start Provided records
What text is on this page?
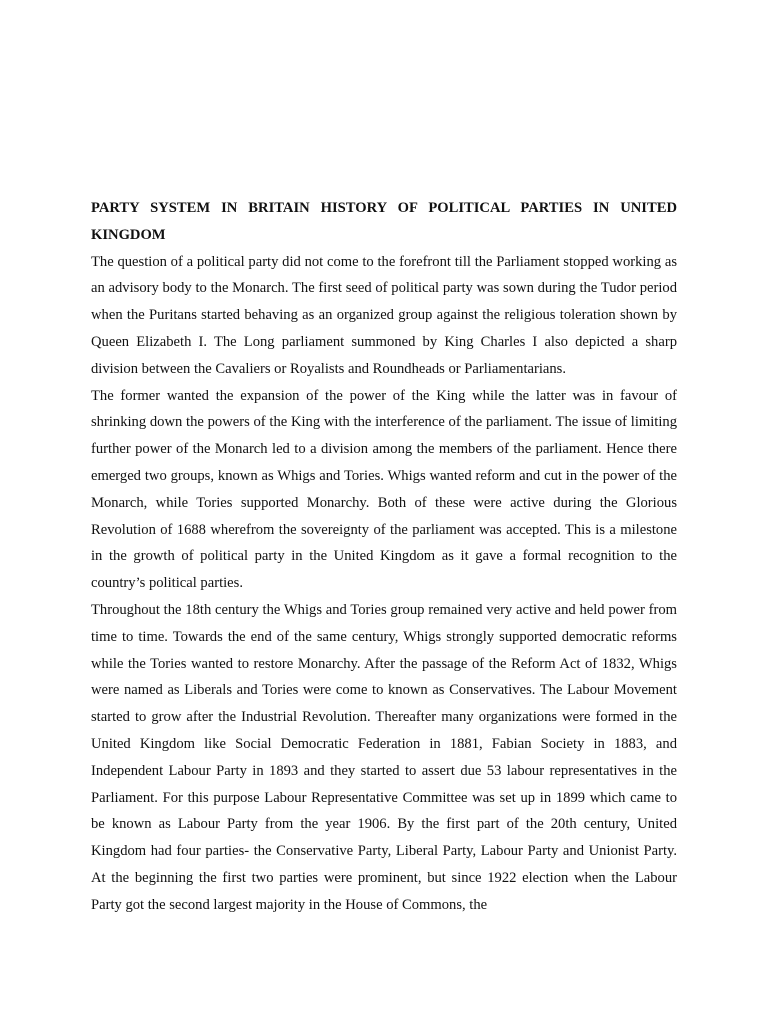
PARTY SYSTEM IN BRITAIN HISTORY OF POLITICAL PARTIES IN UNITED KINGDOM

The question of a political party did not come to the forefront till the Parliament stopped working as an advisory body to the Monarch. The first seed of political party was sown during the Tudor period when the Puritans started behaving as an organized group against the religious toleration shown by Queen Elizabeth I. The Long parliament summoned by King Charles I also depicted a sharp division between the Cavaliers or Royalists and Roundheads or Parliamentarians.

The former wanted the expansion of the power of the King while the latter was in favour of shrinking down the powers of the King with the interference of the parliament. The issue of limiting further power of the Monarch led to a division among the members of the parliament. Hence there emerged two groups, known as Whigs and Tories. Whigs wanted reform and cut in the power of the Monarch, while Tories supported Monarchy. Both of these were active during the Glorious Revolution of 1688 wherefrom the sovereignty of the parliament was accepted. This is a milestone in the growth of political party in the United Kingdom as it gave a formal recognition to the country’s political parties.

Throughout the 18th century the Whigs and Tories group remained very active and held power from time to time. Towards the end of the same century, Whigs strongly supported democratic reforms while the Tories wanted to restore Monarchy. After the passage of the Reform Act of 1832, Whigs were named as Liberals and Tories were come to known as Conservatives. The Labour Movement started to grow after the Industrial Revolution. Thereafter many organizations were formed in the United Kingdom like Social Democratic Federation in 1881, Fabian Society in 1883, and Independent Labour Party in 1893 and they started to assert due 53 labour representatives in the Parliament. For this purpose Labour Representative Committee was set up in 1899 which came to be known as Labour Party from the year 1906. By the first part of the 20th century, United Kingdom had four parties- the Conservative Party, Liberal Party, Labour Party and Unionist Party. At the beginning the first two parties were prominent, but since 1922 election when the Labour Party got the second largest majority in the House of Commons, the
end Provided records
--- Task directions ---
Working from the lines above, reproduce the material exactly and exclude its pictures.

--- Expected answer ---
What text is on this page?
PARTY SYSTEM IN BRITAIN HISTORY OF POLITICAL PARTIES IN UNITED KINGDOM

The question of a political party did not come to the forefront till the Parliament stopped working as an advisory body to the Monarch. The first seed of political party was sown during the Tudor period when the Puritans started behaving as an organized group against the religious toleration shown by Queen Elizabeth I. The Long parliament summoned by King Charles I also depicted a sharp division between the Cavaliers or Royalists and Roundheads or Parliamentarians.

The former wanted the expansion of the power of the King while the latter was in favour of shrinking down the powers of the King with the interference of the parliament. The issue of limiting further power of the Monarch led to a division among the members of the parliament. Hence there emerged two groups, known as Whigs and Tories. Whigs wanted reform and cut in the power of the Monarch, while Tories supported Monarchy. Both of these were active during the Glorious Revolution of 1688 wherefrom the sovereignty of the parliament was accepted. This is a milestone in the growth of political party in the United Kingdom as it gave a formal recognition to the country’s political parties.

Throughout the 18th century the Whigs and Tories group remained very active and held power from time to time. Towards the end of the same century, Whigs strongly supported democratic reforms while the Tories wanted to restore Monarchy. After the passage of the Reform Act of 1832, Whigs were named as Liberals and Tories were come to known as Conservatives. The Labour Movement started to grow after the Industrial Revolution. Thereafter many organizations were formed in the United Kingdom like Social Democratic Federation in 1881, Fabian Society in 1883, and Independent Labour Party in 1893 and they started to assert due 53 labour representatives in the Parliament. For this purpose Labour Representative Committee was set up in 1899 which came to be known as Labour Party from the year 1906. By the first part of the 20th century, United Kingdom had four parties- the Conservative Party, Liberal Party, Labour Party and Unionist Party. At the beginning the first two parties were prominent, but since 1922 election when the Labour Party got the second largest majority in the House of Commons, the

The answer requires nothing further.